* Набор заданий:
(1) Ответьте по очерку о роде Дементьевых:
(a) В каком году упоминается иконник Ждан Дементьев?
(b) Какую волость автор называет родовой?
(c) Какая река течёт у деревни Коробово?
(2) Пожалуйста, отредактируйте строки сохранённых данных от самой первой до строки с «reload-icon <box>71 105 83 117</box>» включительно: замените «interactable» на «clickable», остальное оставьте без изменений. Выведите только эти строки.

ОТЧИЗНУШКА, ОТЧИЗНЕНКА ТЫ МОЯ!
В Российский государственный Архив древних актов приезжают люди со всей страны, иногда на последние деньги, чтобы в метрических церковных книгах, в писцовых актах узнать что-то новое о своей родине, изучить свою родословную, найти в документах имена своих предков. И такой поток, отнюдь не праздно любопытствующих, увеличивается с каждым годом.
Читая древние грамоты, старые книги и журналы, я и сам невольно находил свою родовую фамилию. То вдруг в списке дворовладельцев Вологодского уезда на 1699 г. обнаружу сразу двух Дементьевых, то среди писцов книг в записях 1585 г. найду Крестника (это — имя) Дементьева, то встречу в 1618 г. иконника Ждана Дементьева. Этот иконник мне особенно льстит, и его отнесенность в нашему роду может быть мотивирована следующим фактом: в РГАДА имеется следующая архивная запись: «У Василия Ивановича Стрешнева иконник Ждан Дементиев сын вологжанин писал в монастырь в церковь Успение Пречистые Богородицы образы праотцы. Дано ему от письма и в почесть 3 рубли денег» (РГАДА. Ф. 1441. On. 1.Д. 232. 1629—1630 гг. Л.58 об). Ждан Дементьев писал иконы для Успенского собора Кирилло-Белозерского монастыря. Боярин В.И. Стрешнев после времен Смуты стал совладетелем села Новленского с деревнями, в том числе и деревни Каргачево, откуда происходит род Дементьевых. Многое здесь сходится.
А вот «Выпись из писцовых книг на две дворцовые деревни в Сямской волости...» от марта месяца 1569 г.: «А по писцовым книгам в тех деревнях, в деревне Подоозерной, что на речке Пучке: двор Трошки Матвеева, двор Нечайки Дементьева...» (Зимин. Опричнина. С. 422.) Сямская волость — наша родовая волость. А река Пучка — соседняя с рекой Ельмой, которая течет у деревни Коробово. Не искал ли в Каргачево себе невесту молодой Нечайко Дементьев?

Сохранённые данные:
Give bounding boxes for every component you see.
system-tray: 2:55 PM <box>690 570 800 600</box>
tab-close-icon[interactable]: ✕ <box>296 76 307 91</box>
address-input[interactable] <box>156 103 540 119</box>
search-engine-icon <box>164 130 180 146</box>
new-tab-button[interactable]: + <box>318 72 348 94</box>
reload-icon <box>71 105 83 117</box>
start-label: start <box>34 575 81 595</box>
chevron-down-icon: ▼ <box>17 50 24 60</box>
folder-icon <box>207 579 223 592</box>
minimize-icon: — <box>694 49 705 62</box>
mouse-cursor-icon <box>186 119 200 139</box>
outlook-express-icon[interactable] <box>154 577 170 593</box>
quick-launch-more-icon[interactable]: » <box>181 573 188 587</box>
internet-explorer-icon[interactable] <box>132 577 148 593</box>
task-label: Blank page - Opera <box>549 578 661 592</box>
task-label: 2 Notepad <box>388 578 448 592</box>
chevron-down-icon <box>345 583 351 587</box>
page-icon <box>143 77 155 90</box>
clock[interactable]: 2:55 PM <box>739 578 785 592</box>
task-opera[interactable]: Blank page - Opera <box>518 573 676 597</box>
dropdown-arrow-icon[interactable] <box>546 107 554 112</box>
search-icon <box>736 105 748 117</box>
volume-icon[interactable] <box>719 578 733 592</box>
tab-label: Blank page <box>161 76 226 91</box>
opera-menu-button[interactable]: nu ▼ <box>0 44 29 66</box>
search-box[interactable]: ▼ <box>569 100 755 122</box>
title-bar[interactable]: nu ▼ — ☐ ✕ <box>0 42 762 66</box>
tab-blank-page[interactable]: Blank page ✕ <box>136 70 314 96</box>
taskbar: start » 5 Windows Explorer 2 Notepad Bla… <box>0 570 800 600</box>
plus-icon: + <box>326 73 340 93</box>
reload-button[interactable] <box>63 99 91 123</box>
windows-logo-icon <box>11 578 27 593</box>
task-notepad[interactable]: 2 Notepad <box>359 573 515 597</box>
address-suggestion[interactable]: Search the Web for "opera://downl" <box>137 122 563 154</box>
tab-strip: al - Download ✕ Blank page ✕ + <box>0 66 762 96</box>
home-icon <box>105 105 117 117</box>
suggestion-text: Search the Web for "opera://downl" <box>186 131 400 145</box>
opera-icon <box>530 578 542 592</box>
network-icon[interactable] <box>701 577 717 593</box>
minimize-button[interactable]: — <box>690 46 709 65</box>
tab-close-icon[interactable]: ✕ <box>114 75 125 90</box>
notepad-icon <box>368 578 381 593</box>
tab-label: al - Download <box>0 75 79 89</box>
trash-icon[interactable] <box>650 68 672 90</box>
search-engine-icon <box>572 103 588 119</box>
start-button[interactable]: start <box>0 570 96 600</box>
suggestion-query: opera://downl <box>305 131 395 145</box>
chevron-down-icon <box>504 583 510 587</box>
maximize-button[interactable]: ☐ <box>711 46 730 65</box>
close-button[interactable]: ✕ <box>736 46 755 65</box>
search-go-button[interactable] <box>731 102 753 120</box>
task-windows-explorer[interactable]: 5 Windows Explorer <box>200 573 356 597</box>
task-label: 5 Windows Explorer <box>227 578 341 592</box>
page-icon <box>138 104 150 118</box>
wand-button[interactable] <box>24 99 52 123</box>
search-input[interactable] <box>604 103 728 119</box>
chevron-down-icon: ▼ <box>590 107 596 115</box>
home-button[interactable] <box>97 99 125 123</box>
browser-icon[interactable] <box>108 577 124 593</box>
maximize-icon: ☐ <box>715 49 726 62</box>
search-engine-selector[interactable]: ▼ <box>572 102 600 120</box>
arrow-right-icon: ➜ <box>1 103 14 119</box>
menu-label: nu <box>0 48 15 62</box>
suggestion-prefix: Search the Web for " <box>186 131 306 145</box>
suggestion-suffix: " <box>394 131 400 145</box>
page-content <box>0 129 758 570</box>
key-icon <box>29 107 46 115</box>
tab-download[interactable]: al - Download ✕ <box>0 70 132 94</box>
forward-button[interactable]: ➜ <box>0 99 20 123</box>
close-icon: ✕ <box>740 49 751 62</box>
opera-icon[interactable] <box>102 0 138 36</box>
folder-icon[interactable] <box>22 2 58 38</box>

* Полные решения:
(1)
(a) В 1618 г.
(b) Сямскую волость.
(c) Река Ельма.

(2)
Give bounding boxes for every component you see.
system-tray: 2:55 PM <box>690 570 800 600</box>
tab-close-icon[clickable]: ✕ <box>296 76 307 91</box>
address-input[clickable] <box>156 103 540 119</box>
search-engine-icon <box>164 130 180 146</box>
new-tab-button[clickable]: + <box>318 72 348 94</box>
reload-icon <box>71 105 83 117</box>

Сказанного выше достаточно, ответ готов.